**Written task:** Copy all lines holding the word "EMBER" from the entries.

**Records shown:**
********

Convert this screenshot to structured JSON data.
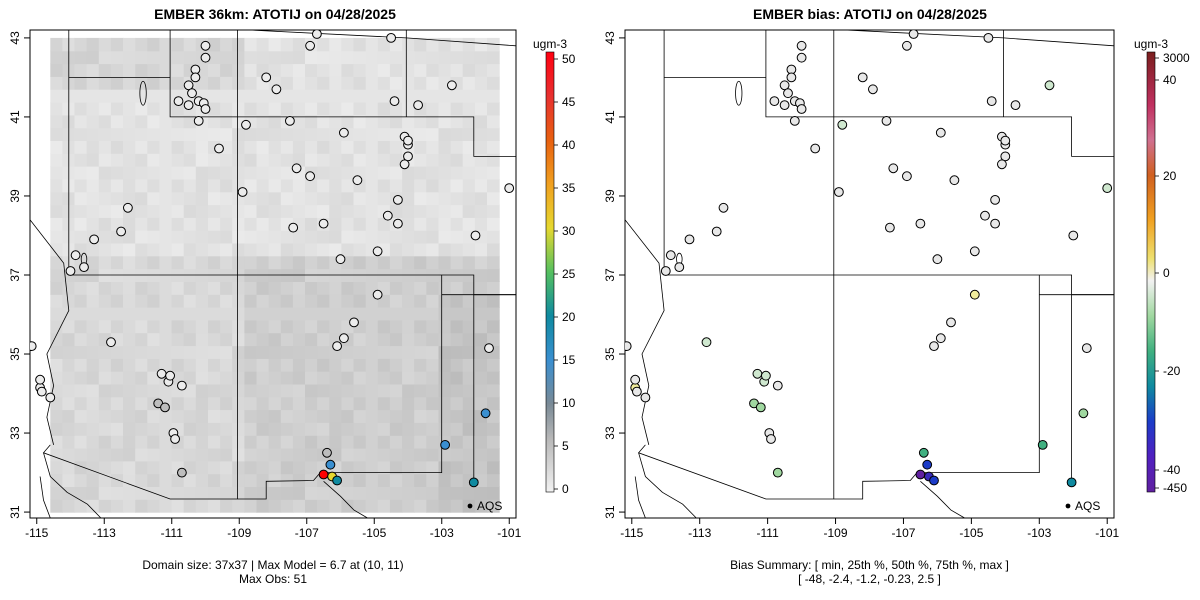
{
  "left": {
    "title": "EMBER 36km: ATOTIJ on 04/28/2025",
    "footer_line1": "Domain size: 37x37 | Max Model = 6.7 at (10, 11)",
    "footer_line2": "Max Obs: 51",
    "legend": {
      "unit": "ugm-3",
      "ticks": [
        "0",
        "5",
        "10",
        "15",
        "20",
        "25",
        "30",
        "35",
        "40",
        "45",
        "50"
      ]
    },
    "x_ticks": [
      "-115",
      "-113",
      "-111",
      "-109",
      "-107",
      "-105",
      "-103",
      "-101"
    ],
    "y_ticks": [
      "31",
      "33",
      "35",
      "37",
      "39",
      "41",
      "43"
    ],
    "aqs_label": "AQS"
  },
  "right": {
    "title": "EMBER bias: ATOTIJ on 04/28/2025",
    "footer_line1": "Bias Summary: [ min, 25th %, 50th %, 75th %, max ]",
    "footer_line2": "[ -48,   -2.4,   -1.2,   -0.23,   2.5 ]",
    "legend": {
      "unit": "ugm-3",
      "ticks": [
        "3000",
        "40",
        "20",
        "0",
        "-20",
        "-40",
        "-450"
      ]
    },
    "x_ticks": [
      "-115",
      "-113",
      "-111",
      "-109",
      "-107",
      "-105",
      "-103",
      "-101"
    ],
    "y_ticks": [
      "31",
      "33",
      "35",
      "37",
      "39",
      "41",
      "43"
    ],
    "aqs_label": "AQS"
  },
  "colors": {
    "conc_scale": [
      "#e0e0e0",
      "#7a7a7a",
      "#3a8fd0",
      "#0f8aa0",
      "#14a07a",
      "#55c060",
      "#e6d830",
      "#f0a020",
      "#e86010",
      "#e82828",
      "#ff0000"
    ],
    "bias_scale_top_to_bottom": [
      "#7a1e1e",
      "#c03060",
      "#d07090",
      "#d06020",
      "#f0a020",
      "#eee070",
      "#f2f2f2",
      "#a0d8a0",
      "#40b080",
      "#0f8aa0",
      "#1c3cc8",
      "#5020c0",
      "#6020a0"
    ]
  }
}
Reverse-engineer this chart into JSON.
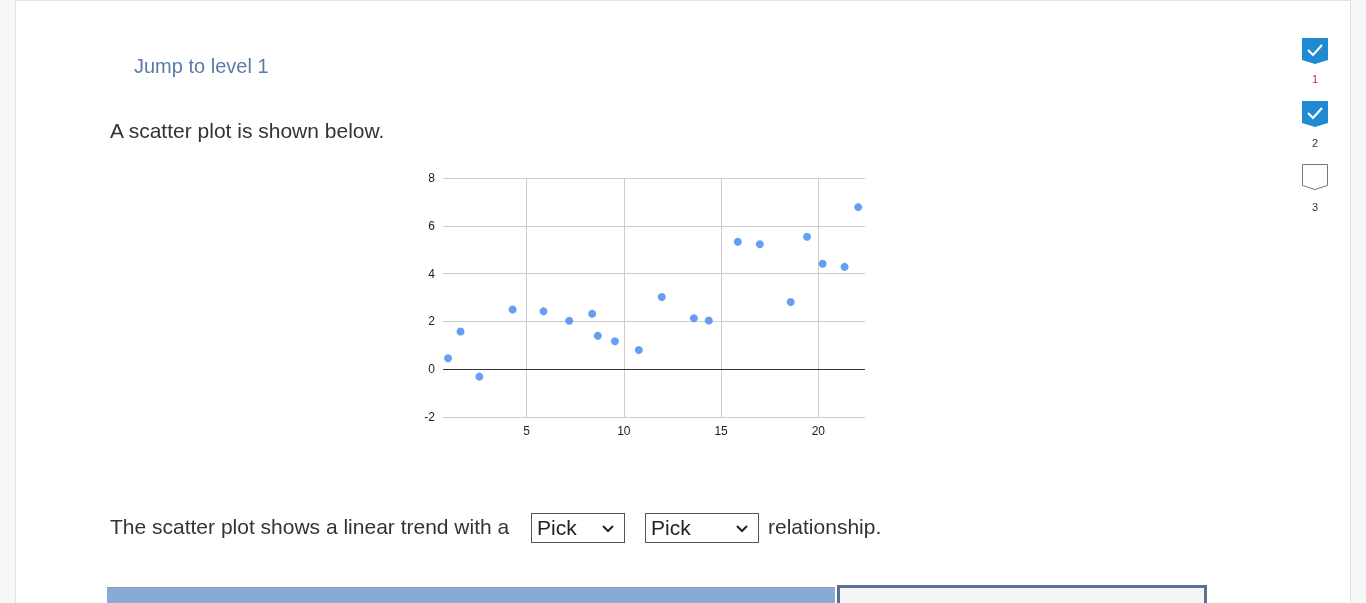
{
  "chart_data": {
    "type": "scatter",
    "x": [
      0.96,
      1.6,
      2.57,
      4.28,
      5.87,
      7.19,
      8.37,
      8.66,
      9.54,
      10.77,
      11.95,
      13.6,
      14.37,
      15.86,
      16.99,
      18.58,
      19.42,
      20.22,
      21.35,
      22.05
    ],
    "values": [
      0.46,
      1.58,
      -0.31,
      2.5,
      2.42,
      2.03,
      2.32,
      1.4,
      1.17,
      0.8,
      3.02,
      2.13,
      2.04,
      5.33,
      5.23,
      2.81,
      5.54,
      4.41,
      4.28,
      6.78
    ],
    "color": "#4285f4",
    "marker": "circle",
    "xlim": [
      0.7,
      22.4
    ],
    "xticks": [
      5,
      10,
      15,
      20
    ],
    "ylim": [
      -2,
      8
    ],
    "yticks": [
      -2,
      0,
      2,
      4,
      6,
      8
    ],
    "grid": true,
    "ref_lines": [
      {
        "axis": "y",
        "value": 0,
        "color": "#333333"
      }
    ],
    "annotations": [
      "Jump to level 1",
      "A scatter plot is shown below.",
      "The scatter plot shows a linear trend with a",
      "Pick",
      "Pick",
      "relationship.",
      "1",
      "2",
      "3"
    ]
  }
}
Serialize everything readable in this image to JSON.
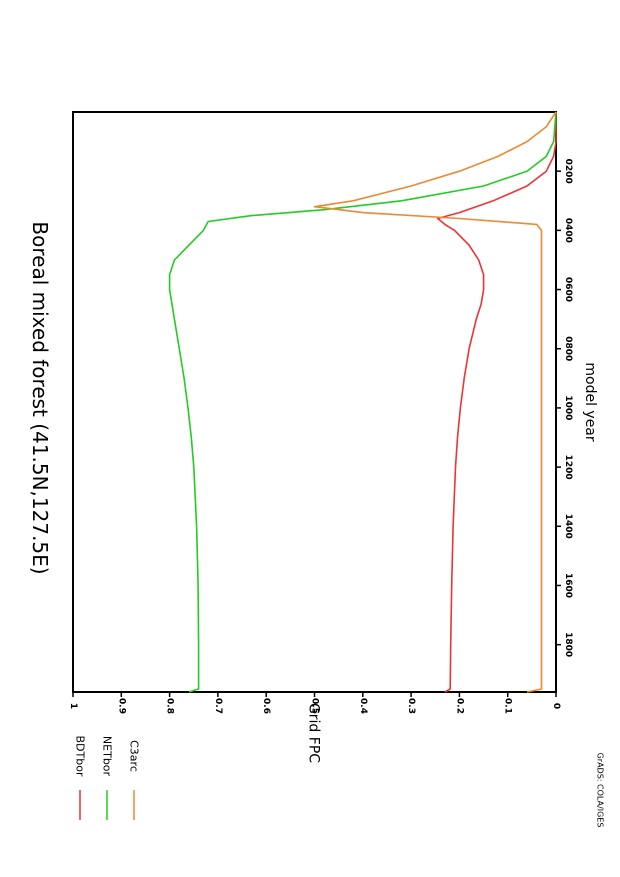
{
  "chart_data": {
    "type": "line",
    "orientation": "rotated-90-clockwise",
    "title": "Boreal mixed forest (41.5N,127.5E)",
    "xlabel": "model year",
    "ylabel": "Grid FPC",
    "xlim": [
      0,
      1960
    ],
    "ylim": [
      0,
      1
    ],
    "x_ticks": [
      200,
      400,
      600,
      800,
      1000,
      1200,
      1400,
      1600,
      1800
    ],
    "x_tick_labels": [
      "0200",
      "0400",
      "0600",
      "0800",
      "1000",
      "1200",
      "1400",
      "1600",
      "1800"
    ],
    "y_ticks": [
      0,
      0.1,
      0.2,
      0.3,
      0.4,
      0.5,
      0.6,
      0.7,
      0.8,
      0.9,
      1
    ],
    "y_tick_labels": [
      "0",
      "0.1",
      "0.2",
      "0.3",
      "0.4",
      "0.5",
      "0.6",
      "0.7",
      "0.8",
      "0.9",
      "1"
    ],
    "grid": false,
    "legend_position": "outside-left",
    "credit": "GrADS: COLA/IGES",
    "series": [
      {
        "name": "BDTbor",
        "color": "#ee3333",
        "x": [
          0,
          100,
          150,
          200,
          250,
          300,
          340,
          360,
          380,
          400,
          450,
          500,
          550,
          600,
          650,
          700,
          800,
          900,
          1000,
          1100,
          1200,
          1400,
          1600,
          1800,
          1950,
          1960
        ],
        "y": [
          0,
          0.0,
          0.005,
          0.02,
          0.06,
          0.13,
          0.2,
          0.245,
          0.23,
          0.21,
          0.18,
          0.16,
          0.15,
          0.15,
          0.155,
          0.165,
          0.18,
          0.19,
          0.198,
          0.204,
          0.208,
          0.213,
          0.216,
          0.218,
          0.219,
          0.23
        ]
      },
      {
        "name": "NETbor",
        "color": "#22cc22",
        "x": [
          0,
          100,
          150,
          200,
          250,
          300,
          330,
          350,
          370,
          400,
          450,
          500,
          550,
          600,
          650,
          700,
          800,
          900,
          1000,
          1100,
          1200,
          1400,
          1600,
          1800,
          1950,
          1960
        ],
        "y": [
          0,
          0.005,
          0.02,
          0.06,
          0.15,
          0.32,
          0.48,
          0.63,
          0.72,
          0.73,
          0.76,
          0.79,
          0.8,
          0.8,
          0.795,
          0.79,
          0.78,
          0.77,
          0.762,
          0.755,
          0.75,
          0.744,
          0.741,
          0.74,
          0.74,
          0.76
        ]
      },
      {
        "name": "C3arc",
        "color": "#ee8833",
        "x": [
          0,
          50,
          100,
          150,
          200,
          250,
          300,
          320,
          340,
          360,
          380,
          400,
          500,
          800,
          1200,
          1600,
          1950,
          1960
        ],
        "y": [
          0,
          0.02,
          0.06,
          0.12,
          0.2,
          0.3,
          0.42,
          0.5,
          0.4,
          0.2,
          0.04,
          0.03,
          0.03,
          0.03,
          0.03,
          0.03,
          0.03,
          0.06
        ]
      }
    ]
  }
}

********

**Correct answer:**
    "title": "EMBER 36km: ATOTIJ on 04/28/2025",
    "title": "EMBER bias: ATOTIJ on 04/28/2025",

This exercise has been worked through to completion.